__THE PROBLEM__
Word for word, repeat the entries, minus the pictures.

···

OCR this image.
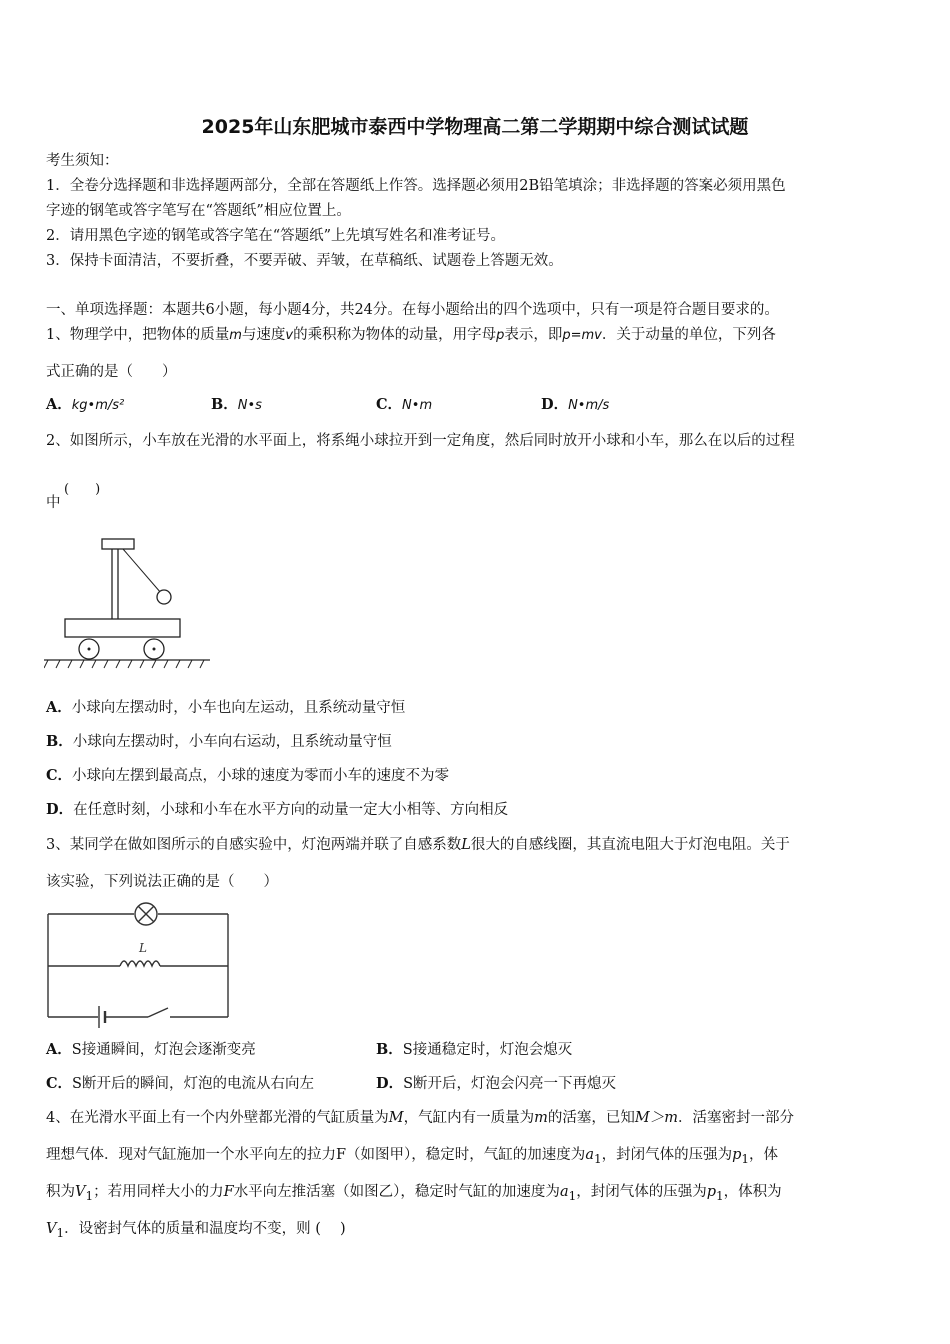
2025年山东肥城市泰西中学物理高二第二学期期中综合测试试题
考生须知：
1．全卷分选择题和非选择题两部分，全部在答题纸上作答。选择题必须用2B铅笔填涂；非选择题的答案必须用黑色
字迹的钢笔或答字笔写在“答题纸”相应位置上。
2．请用黑色字迹的钢笔或答字笔在“答题纸”上先填写姓名和准考证号。
3．保持卡面清洁，不要折叠，不要弄破、弄皱，在草稿纸、试题卷上答题无效。
一、单项选择题：本题共6小题，每小题4分，共24分。在每小题给出的四个选项中，只有一项是符合题目要求的。
1、物理学中，把物体的质量m与速度v的乘积称为物体的动量，用字母p表示，即p=mv．关于动量的单位，下列各
式正确的是（　　）
A．kg•m/s²	B．N•s	C．N•m	D．N•m/s
2、如图所示，小车放在光滑的水平面上，将系绳小球拉开到一定角度，然后同时放开小球和小车，那么在以后的过程
中
(　　)
A．小球向左摆动时，小车也向左运动，且系统动量守恒
B．小球向左摆动时，小车向右运动，且系统动量守恒
C．小球向左摆到最高点，小球的速度为零而小车的速度不为零
D．在任意时刻，小球和小车在水平方向的动量一定大小相等、方向相反
3、某同学在做如图所示的自感实验中，灯泡两端并联了自感系数L很大的自感线圈，其直流电阻大于灯泡电阻。关于
该实验，下列说法正确的是（　　）
L
A．S接通瞬间，灯泡会逐渐变亮	B．S接通稳定时，灯泡会熄灭
C．S断开后的瞬间，灯泡的电流从右向左	D．S断开后，灯泡会闪亮一下再熄灭
4、在光滑水平面上有一个内外壁都光滑的气缸质量为M，气缸内有一质量为m的活塞，已知M＞m．活塞密封一部分
理想气体．现对气缸施加一个水平向左的拉力F（如图甲），稳定时，气缸的加速度为$a_1$，封闭气体的压强为$p_1$，体
积为$V_1$；若用同样大小的力F水平向左推活塞（如图乙），稳定时气缸的加速度为$a_1$，封闭气体的压强为$p_1$，体积为
$V_1$．设密封气体的质量和温度均不变，则 (　 )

···

__REPLY__
OCR this image.
2025年山东肥城市泰西中学物理高二第二学期期中综合测试试题
考生须知：
1．全卷分选择题和非选择题两部分，全部在答题纸上作答。选择题必须用2B铅笔填涂；非选择题的答案必须用黑色
字迹的钢笔或答字笔写在“答题纸”相应位置上。
2．请用黑色字迹的钢笔或答字笔在“答题纸”上先填写姓名和准考证号。
3．保持卡面清洁，不要折叠，不要弄破、弄皱，在草稿纸、试题卷上答题无效。
一、单项选择题：本题共6小题，每小题4分，共24分。在每小题给出的四个选项中，只有一项是符合题目要求的。
1、物理学中，把物体的质量m与速度v的乘积称为物体的动量，用字母p表示，即p=mv．关于动量的单位，下列各
式正确的是（　　）
A．kg•m/s²	B．N•s	C．N•m	D．N•m/s
2、如图所示，小车放在光滑的水平面上，将系绳小球拉开到一定角度，然后同时放开小球和小车，那么在以后的过程
中
(　　)
A．小球向左摆动时，小车也向左运动，且系统动量守恒
B．小球向左摆动时，小车向右运动，且系统动量守恒
C．小球向左摆到最高点，小球的速度为零而小车的速度不为零
D．在任意时刻，小球和小车在水平方向的动量一定大小相等、方向相反
3、某同学在做如图所示的自感实验中，灯泡两端并联了自感系数L很大的自感线圈，其直流电阻大于灯泡电阻。关于
该实验，下列说法正确的是（　　）
L
A．S接通瞬间，灯泡会逐渐变亮	B．S接通稳定时，灯泡会熄灭
C．S断开后的瞬间，灯泡的电流从右向左	D．S断开后，灯泡会闪亮一下再熄灭
4、在光滑水平面上有一个内外壁都光滑的气缸质量为M，气缸内有一质量为m的活塞，已知M＞m．活塞密封一部分
理想气体．现对气缸施加一个水平向左的拉力F（如图甲），稳定时，气缸的加速度为$a_1$，封闭气体的压强为$p_1$，体
积为$V_1$；若用同样大小的力F水平向左推活塞（如图乙），稳定时气缸的加速度为$a_1$，封闭气体的压强为$p_1$，体积为
$V_1$．设密封气体的质量和温度均不变，则 (　 )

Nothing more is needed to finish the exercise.